Challenge ::
Lines containing the word "panel" should be extracted in full.

* start Records supplied *

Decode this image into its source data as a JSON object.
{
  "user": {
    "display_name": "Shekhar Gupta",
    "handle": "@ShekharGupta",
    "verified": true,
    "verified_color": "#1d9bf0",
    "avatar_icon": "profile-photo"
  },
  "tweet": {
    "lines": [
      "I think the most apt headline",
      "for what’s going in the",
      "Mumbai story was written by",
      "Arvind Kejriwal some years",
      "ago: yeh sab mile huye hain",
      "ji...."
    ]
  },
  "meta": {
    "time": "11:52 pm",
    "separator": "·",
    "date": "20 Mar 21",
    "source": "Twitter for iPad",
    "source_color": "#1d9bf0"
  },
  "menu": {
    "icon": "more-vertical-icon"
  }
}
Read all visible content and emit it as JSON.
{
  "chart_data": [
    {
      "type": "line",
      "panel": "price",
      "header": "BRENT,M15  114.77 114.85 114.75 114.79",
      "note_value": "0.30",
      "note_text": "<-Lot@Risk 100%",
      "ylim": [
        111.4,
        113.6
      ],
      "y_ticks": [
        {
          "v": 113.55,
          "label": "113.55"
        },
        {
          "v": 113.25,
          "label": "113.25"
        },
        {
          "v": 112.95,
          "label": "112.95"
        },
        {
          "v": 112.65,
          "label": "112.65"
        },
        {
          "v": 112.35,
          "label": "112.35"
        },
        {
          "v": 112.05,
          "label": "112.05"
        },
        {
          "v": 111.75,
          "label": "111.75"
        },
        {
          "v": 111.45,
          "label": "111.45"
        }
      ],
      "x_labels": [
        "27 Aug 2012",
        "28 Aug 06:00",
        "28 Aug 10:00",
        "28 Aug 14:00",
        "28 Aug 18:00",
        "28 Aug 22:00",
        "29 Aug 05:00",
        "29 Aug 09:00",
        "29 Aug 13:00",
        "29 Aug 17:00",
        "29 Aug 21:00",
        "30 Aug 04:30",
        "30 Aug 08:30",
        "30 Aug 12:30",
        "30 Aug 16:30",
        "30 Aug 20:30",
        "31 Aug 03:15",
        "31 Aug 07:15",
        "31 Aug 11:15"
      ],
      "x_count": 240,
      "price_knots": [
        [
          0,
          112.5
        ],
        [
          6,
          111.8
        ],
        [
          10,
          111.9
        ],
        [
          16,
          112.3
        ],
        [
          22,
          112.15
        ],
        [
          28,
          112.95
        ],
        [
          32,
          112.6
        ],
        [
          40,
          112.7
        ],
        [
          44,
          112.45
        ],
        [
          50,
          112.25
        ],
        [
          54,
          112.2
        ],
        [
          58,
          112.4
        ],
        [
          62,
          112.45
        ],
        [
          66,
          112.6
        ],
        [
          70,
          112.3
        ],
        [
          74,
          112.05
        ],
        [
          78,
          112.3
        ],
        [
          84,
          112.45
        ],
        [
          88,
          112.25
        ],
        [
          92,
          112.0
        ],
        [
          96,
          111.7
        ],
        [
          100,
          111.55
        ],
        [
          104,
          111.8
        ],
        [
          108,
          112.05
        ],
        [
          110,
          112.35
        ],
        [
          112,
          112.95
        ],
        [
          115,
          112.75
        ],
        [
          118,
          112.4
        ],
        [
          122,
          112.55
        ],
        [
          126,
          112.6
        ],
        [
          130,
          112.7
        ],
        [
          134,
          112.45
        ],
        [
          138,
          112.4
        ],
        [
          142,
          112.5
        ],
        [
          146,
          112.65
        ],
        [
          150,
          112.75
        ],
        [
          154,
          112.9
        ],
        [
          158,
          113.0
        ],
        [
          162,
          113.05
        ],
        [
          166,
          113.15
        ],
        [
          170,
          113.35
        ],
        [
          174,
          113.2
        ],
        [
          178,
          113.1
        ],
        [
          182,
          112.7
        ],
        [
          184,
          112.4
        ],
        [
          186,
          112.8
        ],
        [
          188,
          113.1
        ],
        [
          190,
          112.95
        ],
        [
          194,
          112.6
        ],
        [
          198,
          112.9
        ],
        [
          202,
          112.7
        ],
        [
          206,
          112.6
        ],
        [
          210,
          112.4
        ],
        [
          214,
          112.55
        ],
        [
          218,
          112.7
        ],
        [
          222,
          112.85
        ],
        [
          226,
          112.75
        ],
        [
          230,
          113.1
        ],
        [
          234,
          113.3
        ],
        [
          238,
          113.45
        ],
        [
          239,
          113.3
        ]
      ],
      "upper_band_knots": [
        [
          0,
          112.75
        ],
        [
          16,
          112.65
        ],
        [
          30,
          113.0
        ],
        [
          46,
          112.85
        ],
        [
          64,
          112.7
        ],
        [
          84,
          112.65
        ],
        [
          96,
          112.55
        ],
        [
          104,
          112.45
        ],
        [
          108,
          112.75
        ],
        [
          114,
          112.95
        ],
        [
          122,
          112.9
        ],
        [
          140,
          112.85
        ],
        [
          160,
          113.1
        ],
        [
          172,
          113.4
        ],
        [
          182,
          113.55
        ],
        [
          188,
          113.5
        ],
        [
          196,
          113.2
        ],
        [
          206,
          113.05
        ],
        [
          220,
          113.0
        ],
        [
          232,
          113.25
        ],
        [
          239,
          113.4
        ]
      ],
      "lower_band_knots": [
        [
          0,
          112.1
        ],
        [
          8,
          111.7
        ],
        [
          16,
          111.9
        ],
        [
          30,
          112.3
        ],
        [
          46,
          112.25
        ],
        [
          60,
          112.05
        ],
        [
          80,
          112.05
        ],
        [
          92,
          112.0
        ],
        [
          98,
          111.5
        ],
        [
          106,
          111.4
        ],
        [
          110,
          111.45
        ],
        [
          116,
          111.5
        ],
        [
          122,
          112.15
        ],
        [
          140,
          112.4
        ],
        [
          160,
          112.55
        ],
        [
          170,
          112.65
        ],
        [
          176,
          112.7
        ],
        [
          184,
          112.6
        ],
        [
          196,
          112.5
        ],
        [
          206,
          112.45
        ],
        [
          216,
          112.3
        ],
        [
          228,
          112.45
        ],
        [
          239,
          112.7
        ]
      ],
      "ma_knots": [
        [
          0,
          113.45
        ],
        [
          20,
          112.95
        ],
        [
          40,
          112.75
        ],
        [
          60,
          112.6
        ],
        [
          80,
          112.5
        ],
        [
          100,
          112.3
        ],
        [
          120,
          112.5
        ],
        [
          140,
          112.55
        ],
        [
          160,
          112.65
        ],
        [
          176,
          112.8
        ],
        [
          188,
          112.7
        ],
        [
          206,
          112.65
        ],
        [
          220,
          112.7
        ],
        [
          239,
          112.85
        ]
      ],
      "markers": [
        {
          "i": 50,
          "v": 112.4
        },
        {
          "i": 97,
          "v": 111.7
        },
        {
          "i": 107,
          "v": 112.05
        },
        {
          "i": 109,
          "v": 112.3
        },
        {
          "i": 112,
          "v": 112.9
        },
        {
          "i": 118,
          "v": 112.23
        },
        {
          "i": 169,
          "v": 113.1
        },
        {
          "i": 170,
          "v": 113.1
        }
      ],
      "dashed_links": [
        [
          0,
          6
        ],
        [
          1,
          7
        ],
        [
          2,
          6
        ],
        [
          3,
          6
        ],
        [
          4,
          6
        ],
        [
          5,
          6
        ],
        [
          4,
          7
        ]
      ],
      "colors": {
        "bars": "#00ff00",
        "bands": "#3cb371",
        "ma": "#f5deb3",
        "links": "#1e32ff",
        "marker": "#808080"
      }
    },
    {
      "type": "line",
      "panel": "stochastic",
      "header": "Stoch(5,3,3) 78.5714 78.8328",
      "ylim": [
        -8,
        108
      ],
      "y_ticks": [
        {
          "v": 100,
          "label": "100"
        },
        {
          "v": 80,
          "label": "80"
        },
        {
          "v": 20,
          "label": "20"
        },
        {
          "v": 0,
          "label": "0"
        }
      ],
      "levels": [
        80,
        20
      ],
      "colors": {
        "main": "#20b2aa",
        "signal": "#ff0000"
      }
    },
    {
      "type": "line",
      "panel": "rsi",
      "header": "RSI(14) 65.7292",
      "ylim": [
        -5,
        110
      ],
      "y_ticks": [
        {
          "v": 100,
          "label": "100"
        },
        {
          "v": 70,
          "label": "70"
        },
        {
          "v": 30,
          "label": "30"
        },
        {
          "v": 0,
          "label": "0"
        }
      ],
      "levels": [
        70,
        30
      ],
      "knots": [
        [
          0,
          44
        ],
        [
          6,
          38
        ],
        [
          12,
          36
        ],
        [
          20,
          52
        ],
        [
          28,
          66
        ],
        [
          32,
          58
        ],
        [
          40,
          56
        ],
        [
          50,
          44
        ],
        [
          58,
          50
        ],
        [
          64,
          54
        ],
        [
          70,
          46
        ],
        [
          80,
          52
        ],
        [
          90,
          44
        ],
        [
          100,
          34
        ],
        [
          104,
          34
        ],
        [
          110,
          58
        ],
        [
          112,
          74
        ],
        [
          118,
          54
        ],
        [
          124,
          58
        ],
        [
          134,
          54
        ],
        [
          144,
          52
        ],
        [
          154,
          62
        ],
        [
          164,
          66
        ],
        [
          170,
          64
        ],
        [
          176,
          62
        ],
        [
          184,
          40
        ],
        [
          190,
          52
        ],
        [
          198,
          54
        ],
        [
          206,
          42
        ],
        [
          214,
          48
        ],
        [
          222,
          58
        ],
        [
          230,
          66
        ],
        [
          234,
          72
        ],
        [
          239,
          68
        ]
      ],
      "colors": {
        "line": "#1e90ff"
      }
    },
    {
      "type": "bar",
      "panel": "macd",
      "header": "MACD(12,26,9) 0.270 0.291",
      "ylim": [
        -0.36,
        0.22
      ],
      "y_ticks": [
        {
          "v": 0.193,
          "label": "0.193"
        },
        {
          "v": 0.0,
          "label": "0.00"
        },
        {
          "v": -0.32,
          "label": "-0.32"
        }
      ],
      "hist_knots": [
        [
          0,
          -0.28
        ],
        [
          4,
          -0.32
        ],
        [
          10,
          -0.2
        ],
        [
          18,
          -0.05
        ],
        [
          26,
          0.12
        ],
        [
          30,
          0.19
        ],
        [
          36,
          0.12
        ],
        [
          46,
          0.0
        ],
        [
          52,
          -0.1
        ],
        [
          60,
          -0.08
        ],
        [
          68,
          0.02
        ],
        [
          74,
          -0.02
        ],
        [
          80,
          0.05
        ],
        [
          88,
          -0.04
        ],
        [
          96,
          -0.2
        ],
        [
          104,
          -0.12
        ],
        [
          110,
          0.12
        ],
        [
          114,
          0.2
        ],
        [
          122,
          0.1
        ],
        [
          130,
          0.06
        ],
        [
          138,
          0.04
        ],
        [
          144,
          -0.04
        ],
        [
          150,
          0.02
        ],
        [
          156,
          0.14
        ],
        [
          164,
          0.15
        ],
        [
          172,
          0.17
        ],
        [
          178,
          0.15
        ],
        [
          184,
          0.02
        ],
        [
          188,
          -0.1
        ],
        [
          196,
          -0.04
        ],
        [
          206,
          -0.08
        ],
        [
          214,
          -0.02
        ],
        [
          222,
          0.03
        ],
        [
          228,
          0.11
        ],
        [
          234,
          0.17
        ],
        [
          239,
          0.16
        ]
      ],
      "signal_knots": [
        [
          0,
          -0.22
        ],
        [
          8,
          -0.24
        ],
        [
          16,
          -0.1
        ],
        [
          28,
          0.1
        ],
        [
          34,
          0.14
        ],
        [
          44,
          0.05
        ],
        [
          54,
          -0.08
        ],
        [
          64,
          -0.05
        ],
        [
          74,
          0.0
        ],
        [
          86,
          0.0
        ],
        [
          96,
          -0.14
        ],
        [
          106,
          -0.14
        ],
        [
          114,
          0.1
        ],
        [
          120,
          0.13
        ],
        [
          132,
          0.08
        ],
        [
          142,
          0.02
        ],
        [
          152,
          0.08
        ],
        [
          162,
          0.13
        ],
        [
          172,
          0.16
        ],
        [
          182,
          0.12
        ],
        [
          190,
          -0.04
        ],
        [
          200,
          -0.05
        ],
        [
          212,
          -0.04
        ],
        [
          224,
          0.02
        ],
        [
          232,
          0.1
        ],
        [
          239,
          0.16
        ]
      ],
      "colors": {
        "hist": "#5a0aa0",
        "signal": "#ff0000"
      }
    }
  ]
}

* end Records supplied *

Solution to the problem ::
      "panel": "price",
      "panel": "stochastic",
      "panel": "rsi",
      "panel": "macd",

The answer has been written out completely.